#### SET EXERCISE
Starting at the line that contains "Output a JSON", restate each line word for word through the final line of the data, keeping both ends.

::::::

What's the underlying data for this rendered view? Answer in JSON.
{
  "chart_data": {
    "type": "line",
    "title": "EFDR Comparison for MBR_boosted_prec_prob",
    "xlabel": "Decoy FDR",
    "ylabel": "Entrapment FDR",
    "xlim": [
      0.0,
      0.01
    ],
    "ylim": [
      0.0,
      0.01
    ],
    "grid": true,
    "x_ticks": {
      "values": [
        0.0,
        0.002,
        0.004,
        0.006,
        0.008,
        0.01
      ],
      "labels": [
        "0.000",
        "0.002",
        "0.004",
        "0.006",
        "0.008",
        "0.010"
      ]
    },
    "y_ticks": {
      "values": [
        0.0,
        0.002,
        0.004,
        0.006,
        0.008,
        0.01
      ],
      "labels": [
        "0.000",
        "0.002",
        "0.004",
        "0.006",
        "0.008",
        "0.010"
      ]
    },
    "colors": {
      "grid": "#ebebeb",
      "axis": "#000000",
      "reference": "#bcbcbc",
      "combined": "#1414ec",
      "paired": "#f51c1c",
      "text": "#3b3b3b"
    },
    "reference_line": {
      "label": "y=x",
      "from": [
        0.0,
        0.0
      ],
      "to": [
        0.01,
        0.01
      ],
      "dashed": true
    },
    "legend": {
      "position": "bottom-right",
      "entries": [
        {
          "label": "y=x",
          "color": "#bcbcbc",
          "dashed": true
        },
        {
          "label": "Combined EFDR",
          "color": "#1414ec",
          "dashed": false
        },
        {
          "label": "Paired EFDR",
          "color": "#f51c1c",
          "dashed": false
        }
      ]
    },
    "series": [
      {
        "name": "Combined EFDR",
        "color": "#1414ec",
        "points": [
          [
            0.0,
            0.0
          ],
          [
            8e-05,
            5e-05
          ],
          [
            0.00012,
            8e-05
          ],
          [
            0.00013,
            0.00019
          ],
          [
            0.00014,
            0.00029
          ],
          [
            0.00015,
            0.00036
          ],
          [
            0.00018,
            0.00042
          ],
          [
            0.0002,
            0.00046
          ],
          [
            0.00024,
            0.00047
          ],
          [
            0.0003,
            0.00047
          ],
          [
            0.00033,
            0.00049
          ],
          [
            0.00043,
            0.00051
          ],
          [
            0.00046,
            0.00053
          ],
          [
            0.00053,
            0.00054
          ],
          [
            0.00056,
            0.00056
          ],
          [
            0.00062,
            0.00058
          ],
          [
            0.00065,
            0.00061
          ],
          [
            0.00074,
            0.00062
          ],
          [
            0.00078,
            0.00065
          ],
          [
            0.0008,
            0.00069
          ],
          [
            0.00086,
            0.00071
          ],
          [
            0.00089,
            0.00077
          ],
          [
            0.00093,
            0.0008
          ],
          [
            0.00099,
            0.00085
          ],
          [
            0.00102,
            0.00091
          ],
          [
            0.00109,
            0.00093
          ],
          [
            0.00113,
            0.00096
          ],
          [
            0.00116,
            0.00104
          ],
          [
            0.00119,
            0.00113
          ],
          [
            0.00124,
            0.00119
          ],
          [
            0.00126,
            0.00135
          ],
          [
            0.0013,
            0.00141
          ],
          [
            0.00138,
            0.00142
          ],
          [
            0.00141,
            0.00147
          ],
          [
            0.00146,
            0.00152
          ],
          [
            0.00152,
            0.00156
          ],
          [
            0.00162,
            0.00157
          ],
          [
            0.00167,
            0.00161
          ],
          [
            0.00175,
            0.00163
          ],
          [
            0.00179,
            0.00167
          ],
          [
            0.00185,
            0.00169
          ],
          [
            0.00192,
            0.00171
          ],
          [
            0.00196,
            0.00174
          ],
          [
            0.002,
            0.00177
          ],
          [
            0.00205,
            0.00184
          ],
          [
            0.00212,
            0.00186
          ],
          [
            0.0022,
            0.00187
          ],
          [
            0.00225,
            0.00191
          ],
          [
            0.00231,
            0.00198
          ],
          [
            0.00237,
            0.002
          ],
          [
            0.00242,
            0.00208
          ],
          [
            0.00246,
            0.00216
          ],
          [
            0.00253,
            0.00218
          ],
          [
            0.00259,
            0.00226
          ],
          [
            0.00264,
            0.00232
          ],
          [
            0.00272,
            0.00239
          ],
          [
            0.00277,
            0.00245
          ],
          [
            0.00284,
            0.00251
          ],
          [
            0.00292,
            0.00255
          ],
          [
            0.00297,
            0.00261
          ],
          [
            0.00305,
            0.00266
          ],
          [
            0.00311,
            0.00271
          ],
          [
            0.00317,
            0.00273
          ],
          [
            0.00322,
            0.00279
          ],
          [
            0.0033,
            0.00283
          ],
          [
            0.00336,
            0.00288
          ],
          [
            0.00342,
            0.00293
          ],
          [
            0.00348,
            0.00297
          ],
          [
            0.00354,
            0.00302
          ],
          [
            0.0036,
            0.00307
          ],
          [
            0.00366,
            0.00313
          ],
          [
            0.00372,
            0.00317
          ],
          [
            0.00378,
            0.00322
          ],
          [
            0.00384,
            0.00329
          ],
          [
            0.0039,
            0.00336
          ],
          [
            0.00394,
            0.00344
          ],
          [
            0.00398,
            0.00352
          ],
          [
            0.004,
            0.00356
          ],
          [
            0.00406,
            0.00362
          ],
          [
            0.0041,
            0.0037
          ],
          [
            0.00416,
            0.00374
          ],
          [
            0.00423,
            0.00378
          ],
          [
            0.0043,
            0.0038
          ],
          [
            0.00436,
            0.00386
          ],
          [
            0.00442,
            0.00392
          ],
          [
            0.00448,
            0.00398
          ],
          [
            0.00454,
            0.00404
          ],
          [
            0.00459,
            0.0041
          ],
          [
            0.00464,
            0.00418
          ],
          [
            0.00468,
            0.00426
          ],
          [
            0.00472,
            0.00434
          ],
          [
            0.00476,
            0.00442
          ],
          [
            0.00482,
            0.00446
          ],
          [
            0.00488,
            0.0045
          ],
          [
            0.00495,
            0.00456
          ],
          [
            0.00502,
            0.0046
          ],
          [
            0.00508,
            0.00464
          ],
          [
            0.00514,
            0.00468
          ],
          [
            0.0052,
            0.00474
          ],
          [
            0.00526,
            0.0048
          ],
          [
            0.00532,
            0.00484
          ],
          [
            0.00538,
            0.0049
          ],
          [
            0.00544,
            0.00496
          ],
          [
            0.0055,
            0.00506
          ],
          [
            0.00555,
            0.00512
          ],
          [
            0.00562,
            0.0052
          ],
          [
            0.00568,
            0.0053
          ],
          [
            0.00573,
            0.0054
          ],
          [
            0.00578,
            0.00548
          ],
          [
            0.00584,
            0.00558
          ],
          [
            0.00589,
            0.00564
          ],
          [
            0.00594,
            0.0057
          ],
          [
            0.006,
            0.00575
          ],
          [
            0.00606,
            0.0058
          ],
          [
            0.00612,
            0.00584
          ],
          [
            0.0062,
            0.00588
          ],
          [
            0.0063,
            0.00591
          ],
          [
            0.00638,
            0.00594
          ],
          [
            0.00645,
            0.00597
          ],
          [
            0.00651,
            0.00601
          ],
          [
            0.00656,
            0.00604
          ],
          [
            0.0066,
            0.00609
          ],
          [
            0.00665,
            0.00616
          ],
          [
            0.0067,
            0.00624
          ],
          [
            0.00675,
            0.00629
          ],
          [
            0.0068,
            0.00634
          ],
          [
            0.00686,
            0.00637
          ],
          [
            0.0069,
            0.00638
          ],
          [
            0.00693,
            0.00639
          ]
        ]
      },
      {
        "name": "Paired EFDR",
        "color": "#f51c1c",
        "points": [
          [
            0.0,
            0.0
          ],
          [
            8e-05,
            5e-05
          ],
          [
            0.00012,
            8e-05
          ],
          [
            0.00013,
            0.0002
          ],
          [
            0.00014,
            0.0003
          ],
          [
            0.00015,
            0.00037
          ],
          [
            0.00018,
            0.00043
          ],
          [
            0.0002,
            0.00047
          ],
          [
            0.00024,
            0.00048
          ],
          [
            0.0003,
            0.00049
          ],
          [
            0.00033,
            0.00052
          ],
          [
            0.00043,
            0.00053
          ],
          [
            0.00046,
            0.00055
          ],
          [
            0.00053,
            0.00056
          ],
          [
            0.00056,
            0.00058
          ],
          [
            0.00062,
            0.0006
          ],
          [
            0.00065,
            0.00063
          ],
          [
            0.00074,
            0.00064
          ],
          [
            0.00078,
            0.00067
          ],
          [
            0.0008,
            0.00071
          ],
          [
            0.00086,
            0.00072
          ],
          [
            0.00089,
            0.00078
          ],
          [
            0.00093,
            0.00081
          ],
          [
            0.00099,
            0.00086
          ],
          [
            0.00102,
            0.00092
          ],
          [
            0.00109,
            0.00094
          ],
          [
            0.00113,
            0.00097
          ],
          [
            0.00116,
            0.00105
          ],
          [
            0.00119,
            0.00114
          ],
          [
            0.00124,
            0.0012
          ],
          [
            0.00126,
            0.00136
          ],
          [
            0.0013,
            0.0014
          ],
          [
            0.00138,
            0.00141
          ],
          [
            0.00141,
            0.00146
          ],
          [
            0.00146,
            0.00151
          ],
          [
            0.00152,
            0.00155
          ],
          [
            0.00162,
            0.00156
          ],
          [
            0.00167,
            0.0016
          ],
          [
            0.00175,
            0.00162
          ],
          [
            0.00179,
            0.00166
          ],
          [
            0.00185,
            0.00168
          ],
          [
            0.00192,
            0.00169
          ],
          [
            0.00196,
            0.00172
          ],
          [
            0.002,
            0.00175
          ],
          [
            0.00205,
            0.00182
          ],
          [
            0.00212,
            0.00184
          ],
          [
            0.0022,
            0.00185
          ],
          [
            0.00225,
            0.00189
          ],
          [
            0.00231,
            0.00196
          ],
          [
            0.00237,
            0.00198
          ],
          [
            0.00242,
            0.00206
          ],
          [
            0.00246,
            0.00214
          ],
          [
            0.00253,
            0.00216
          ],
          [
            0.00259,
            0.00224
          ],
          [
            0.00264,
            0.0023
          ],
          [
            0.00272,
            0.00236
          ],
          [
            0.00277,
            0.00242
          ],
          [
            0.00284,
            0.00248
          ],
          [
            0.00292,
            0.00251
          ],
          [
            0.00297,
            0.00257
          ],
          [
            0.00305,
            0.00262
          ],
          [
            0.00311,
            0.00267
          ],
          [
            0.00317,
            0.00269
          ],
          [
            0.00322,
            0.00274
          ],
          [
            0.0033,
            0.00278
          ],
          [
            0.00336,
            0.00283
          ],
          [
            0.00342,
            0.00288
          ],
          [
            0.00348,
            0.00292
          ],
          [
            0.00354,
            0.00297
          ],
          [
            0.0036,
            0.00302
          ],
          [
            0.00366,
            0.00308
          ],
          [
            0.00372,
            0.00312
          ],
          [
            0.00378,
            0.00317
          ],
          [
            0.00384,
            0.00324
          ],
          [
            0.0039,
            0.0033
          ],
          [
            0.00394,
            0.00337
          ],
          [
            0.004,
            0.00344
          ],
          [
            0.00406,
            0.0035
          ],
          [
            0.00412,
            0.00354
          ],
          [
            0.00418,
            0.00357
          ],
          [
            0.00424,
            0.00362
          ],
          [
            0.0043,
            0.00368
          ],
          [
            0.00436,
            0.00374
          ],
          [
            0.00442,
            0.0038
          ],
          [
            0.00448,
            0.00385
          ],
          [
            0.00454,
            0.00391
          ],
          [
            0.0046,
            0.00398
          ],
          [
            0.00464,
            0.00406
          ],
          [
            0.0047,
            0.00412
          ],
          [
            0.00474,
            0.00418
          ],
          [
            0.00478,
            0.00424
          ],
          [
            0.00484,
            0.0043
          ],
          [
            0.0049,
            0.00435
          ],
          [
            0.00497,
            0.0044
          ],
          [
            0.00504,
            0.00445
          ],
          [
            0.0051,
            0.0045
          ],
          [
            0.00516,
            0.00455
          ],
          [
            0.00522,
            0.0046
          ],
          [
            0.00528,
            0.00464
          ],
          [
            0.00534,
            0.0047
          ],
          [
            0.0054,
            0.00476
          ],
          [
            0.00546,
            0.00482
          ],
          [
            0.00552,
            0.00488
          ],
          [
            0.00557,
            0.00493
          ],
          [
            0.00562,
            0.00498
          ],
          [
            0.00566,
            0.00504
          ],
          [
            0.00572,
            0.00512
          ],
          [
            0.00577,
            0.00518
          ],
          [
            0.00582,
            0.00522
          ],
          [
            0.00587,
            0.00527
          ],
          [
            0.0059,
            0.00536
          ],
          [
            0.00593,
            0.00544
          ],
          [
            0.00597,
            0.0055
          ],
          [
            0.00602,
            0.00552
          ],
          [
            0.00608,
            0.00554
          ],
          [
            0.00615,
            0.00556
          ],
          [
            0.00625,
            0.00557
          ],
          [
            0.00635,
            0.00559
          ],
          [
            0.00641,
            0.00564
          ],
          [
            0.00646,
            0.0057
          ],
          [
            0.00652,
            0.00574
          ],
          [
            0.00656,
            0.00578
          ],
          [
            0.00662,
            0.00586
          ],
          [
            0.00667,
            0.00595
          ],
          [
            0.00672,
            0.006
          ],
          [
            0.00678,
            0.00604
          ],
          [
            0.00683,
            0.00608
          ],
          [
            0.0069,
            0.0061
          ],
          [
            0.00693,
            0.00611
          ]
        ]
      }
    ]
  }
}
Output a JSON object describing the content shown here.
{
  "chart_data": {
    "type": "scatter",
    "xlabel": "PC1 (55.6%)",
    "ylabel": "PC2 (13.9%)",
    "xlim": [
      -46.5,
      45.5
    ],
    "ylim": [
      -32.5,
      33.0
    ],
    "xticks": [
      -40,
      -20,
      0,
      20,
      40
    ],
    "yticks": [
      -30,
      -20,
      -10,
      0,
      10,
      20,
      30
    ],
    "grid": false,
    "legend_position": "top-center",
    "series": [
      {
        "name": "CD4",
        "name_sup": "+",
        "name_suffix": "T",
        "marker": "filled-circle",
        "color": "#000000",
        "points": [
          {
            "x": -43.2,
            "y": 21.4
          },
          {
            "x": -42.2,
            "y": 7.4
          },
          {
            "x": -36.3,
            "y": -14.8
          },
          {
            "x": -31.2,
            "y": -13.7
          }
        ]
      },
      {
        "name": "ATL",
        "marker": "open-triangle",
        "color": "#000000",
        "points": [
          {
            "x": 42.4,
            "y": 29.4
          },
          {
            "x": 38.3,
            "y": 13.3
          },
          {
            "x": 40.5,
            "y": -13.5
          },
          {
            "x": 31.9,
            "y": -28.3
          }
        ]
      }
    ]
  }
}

::::::

#### FULL SOLUTION
Output a JSON object describing the content shown here.
{
  "chart_data": {
    "type": "scatter",
    "xlabel": "PC1 (55.6%)",
    "ylabel": "PC2 (13.9%)",
    "xlim": [
      -46.5,
      45.5
    ],
    "ylim": [
      -32.5,
      33.0
    ],
    "xticks": [
      -40,
      -20,
      0,
      20,
      40
    ],
    "yticks": [
      -30,
      -20,
      -10,
      0,
      10,
      20,
      30
    ],
    "grid": false,
    "legend_position": "top-center",
    "series": [
      {
        "name": "CD4",
        "name_sup": "+",
        "name_suffix": "T",
        "marker": "filled-circle",
        "color": "#000000",
        "points": [
          {
            "x": -43.2,
            "y": 21.4
          },
          {
            "x": -42.2,
            "y": 7.4
          },
          {
            "x": -36.3,
            "y": -14.8
          },
          {
            "x": -31.2,
            "y": -13.7
          }
        ]
      },
      {
        "name": "ATL",
        "marker": "open-triangle",
        "color": "#000000",
        "points": [
          {
            "x": 42.4,
            "y": 29.4
          },
          {
            "x": 38.3,
            "y": 13.3
          },
          {
            "x": 40.5,
            "y": -13.5
          },
          {
            "x": 31.9,
            "y": -28.3
          }
        ]
      }
    ]
  }
}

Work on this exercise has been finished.